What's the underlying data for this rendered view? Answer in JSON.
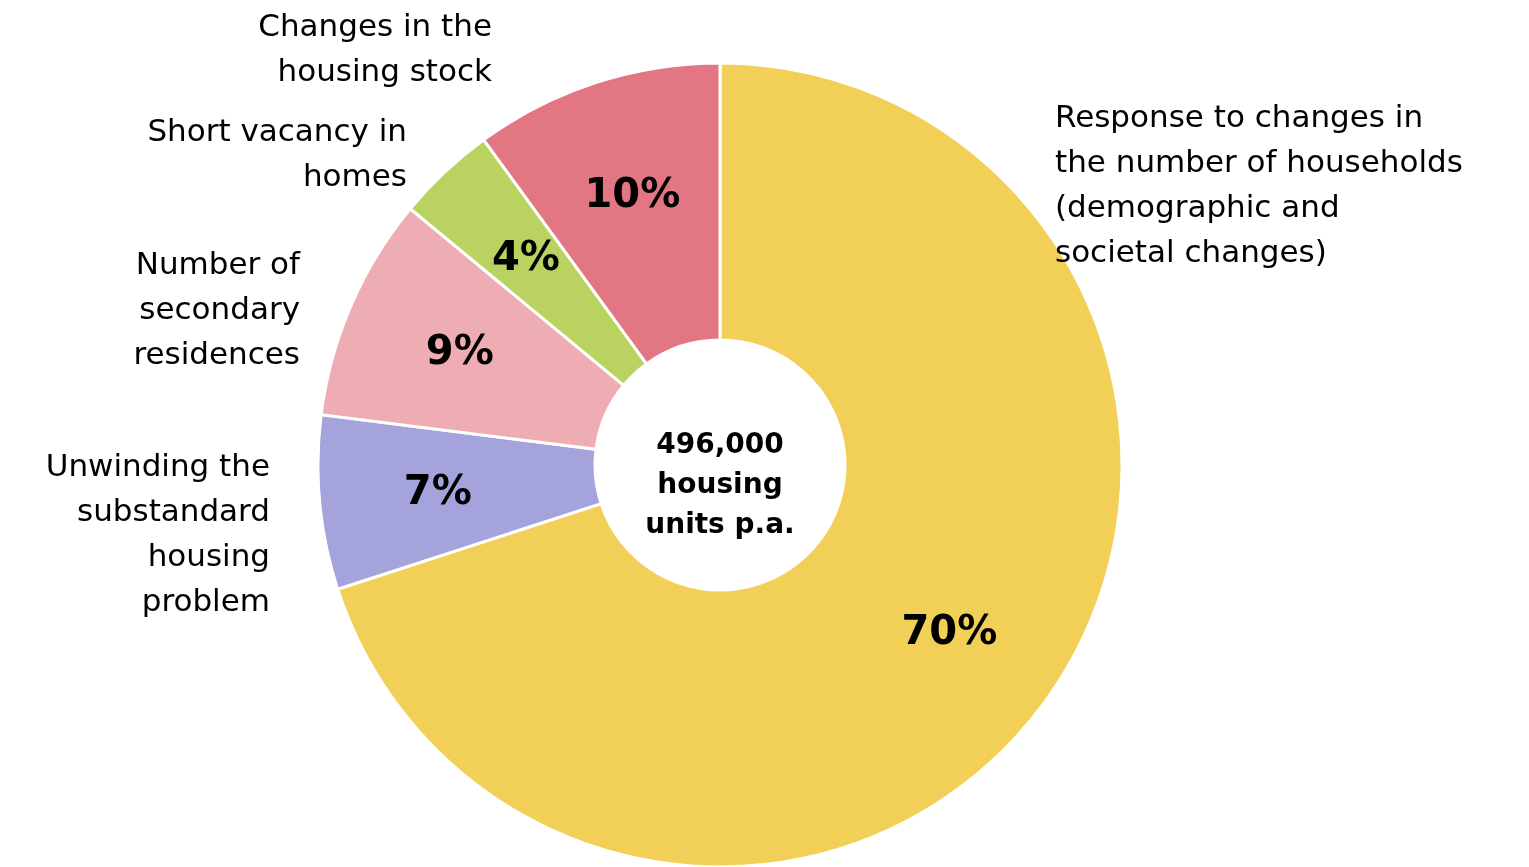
{
  "chart_data": {
    "type": "donut",
    "categories": [
      "Response to changes in the number of households (demographic and societal changes)",
      "Unwinding the substandard housing problem",
      "Number of secondary residences",
      "Short vacancy in homes",
      "Changes in the housing stock"
    ],
    "values": [
      70,
      7,
      9,
      4,
      10
    ],
    "colors": [
      "#f2d057",
      "#a5a3db",
      "#eeacb3",
      "#bad360",
      "#e27682"
    ],
    "value_labels": [
      "70%",
      "7%",
      "9%",
      "4%",
      "10%"
    ],
    "annotations": [
      "496,000 housing units p.a."
    ]
  }
}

*What you have to do*: Retype every entry verbatim and exclude the pictures from the copy.

*Written solution*:
What's the underlying data for this rendered view? Answer in JSON.
{
  "chart_data": {
    "type": "donut",
    "categories": [
      "Response to changes in the number of households (demographic and societal changes)",
      "Unwinding the substandard housing problem",
      "Number of secondary residences",
      "Short vacancy in homes",
      "Changes in the housing stock"
    ],
    "values": [
      70,
      7,
      9,
      4,
      10
    ],
    "colors": [
      "#f2d057",
      "#a5a3db",
      "#eeacb3",
      "#bad360",
      "#e27682"
    ],
    "value_labels": [
      "70%",
      "7%",
      "9%",
      "4%",
      "10%"
    ],
    "annotations": [
      "496,000 housing units p.a."
    ]
  }
}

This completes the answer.